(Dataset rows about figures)
------------------------------------------------

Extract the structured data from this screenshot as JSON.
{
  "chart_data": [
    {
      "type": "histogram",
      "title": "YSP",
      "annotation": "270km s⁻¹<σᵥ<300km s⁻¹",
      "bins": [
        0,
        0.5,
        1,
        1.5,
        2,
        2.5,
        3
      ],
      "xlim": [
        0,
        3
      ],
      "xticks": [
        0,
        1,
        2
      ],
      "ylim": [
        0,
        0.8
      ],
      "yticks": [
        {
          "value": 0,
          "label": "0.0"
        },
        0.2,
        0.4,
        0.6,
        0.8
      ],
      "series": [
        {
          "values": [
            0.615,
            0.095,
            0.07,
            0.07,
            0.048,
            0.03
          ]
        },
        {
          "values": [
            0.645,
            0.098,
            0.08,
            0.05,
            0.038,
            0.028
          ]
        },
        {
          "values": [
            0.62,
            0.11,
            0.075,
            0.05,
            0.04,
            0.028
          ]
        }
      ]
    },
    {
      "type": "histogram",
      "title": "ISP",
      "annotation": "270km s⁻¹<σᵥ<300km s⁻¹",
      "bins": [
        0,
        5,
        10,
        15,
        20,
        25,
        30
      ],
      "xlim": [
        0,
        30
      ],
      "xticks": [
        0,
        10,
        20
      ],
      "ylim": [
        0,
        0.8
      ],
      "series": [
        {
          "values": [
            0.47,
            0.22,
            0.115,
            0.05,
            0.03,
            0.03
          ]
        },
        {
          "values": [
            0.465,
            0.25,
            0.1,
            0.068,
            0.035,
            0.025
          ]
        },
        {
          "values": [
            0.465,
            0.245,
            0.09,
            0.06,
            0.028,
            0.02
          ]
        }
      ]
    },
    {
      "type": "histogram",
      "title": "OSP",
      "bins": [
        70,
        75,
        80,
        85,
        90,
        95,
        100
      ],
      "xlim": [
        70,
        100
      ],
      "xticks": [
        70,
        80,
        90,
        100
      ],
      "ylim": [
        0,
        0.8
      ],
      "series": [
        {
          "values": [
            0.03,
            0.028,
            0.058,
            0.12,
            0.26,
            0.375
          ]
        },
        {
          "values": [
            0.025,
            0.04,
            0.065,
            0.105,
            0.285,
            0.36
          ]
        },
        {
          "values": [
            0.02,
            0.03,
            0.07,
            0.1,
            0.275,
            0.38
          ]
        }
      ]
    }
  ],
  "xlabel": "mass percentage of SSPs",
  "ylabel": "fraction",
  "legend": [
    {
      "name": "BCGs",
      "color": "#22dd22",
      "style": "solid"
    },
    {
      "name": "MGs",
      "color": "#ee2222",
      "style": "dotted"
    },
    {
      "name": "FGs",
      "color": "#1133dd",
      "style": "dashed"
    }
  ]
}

------------------------------------------------

→ What you have to do:
Please output the complete data exactly.

→ Finished task:
Extract the structured data from this screenshot as JSON.
{
  "chart_data": [
    {
      "type": "histogram",
      "title": "YSP",
      "annotation": "270km s⁻¹<σᵥ<300km s⁻¹",
      "bins": [
        0,
        0.5,
        1,
        1.5,
        2,
        2.5,
        3
      ],
      "xlim": [
        0,
        3
      ],
      "xticks": [
        0,
        1,
        2
      ],
      "ylim": [
        0,
        0.8
      ],
      "yticks": [
        {
          "value": 0,
          "label": "0.0"
        },
        0.2,
        0.4,
        0.6,
        0.8
      ],
      "series": [
        {
          "values": [
            0.615,
            0.095,
            0.07,
            0.07,
            0.048,
            0.03
          ]
        },
        {
          "values": [
            0.645,
            0.098,
            0.08,
            0.05,
            0.038,
            0.028
          ]
        },
        {
          "values": [
            0.62,
            0.11,
            0.075,
            0.05,
            0.04,
            0.028
          ]
        }
      ]
    },
    {
      "type": "histogram",
      "title": "ISP",
      "annotation": "270km s⁻¹<σᵥ<300km s⁻¹",
      "bins": [
        0,
        5,
        10,
        15,
        20,
        25,
        30
      ],
      "xlim": [
        0,
        30
      ],
      "xticks": [
        0,
        10,
        20
      ],
      "ylim": [
        0,
        0.8
      ],
      "series": [
        {
          "values": [
            0.47,
            0.22,
            0.115,
            0.05,
            0.03,
            0.03
          ]
        },
        {
          "values": [
            0.465,
            0.25,
            0.1,
            0.068,
            0.035,
            0.025
          ]
        },
        {
          "values": [
            0.465,
            0.245,
            0.09,
            0.06,
            0.028,
            0.02
          ]
        }
      ]
    },
    {
      "type": "histogram",
      "title": "OSP",
      "bins": [
        70,
        75,
        80,
        85,
        90,
        95,
        100
      ],
      "xlim": [
        70,
        100
      ],
      "xticks": [
        70,
        80,
        90,
        100
      ],
      "ylim": [
        0,
        0.8
      ],
      "series": [
        {
          "values": [
            0.03,
            0.028,
            0.058,
            0.12,
            0.26,
            0.375
          ]
        },
        {
          "values": [
            0.025,
            0.04,
            0.065,
            0.105,
            0.285,
            0.36
          ]
        },
        {
          "values": [
            0.02,
            0.03,
            0.07,
            0.1,
            0.275,
            0.38
          ]
        }
      ]
    }
  ],
  "xlabel": "mass percentage of SSPs",
  "ylabel": "fraction",
  "legend": [
    {
      "name": "BCGs",
      "color": "#22dd22",
      "style": "solid"
    },
    {
      "name": "MGs",
      "color": "#ee2222",
      "style": "dotted"
    },
    {
      "name": "FGs",
      "color": "#1133dd",
      "style": "dashed"
    }
  ]
}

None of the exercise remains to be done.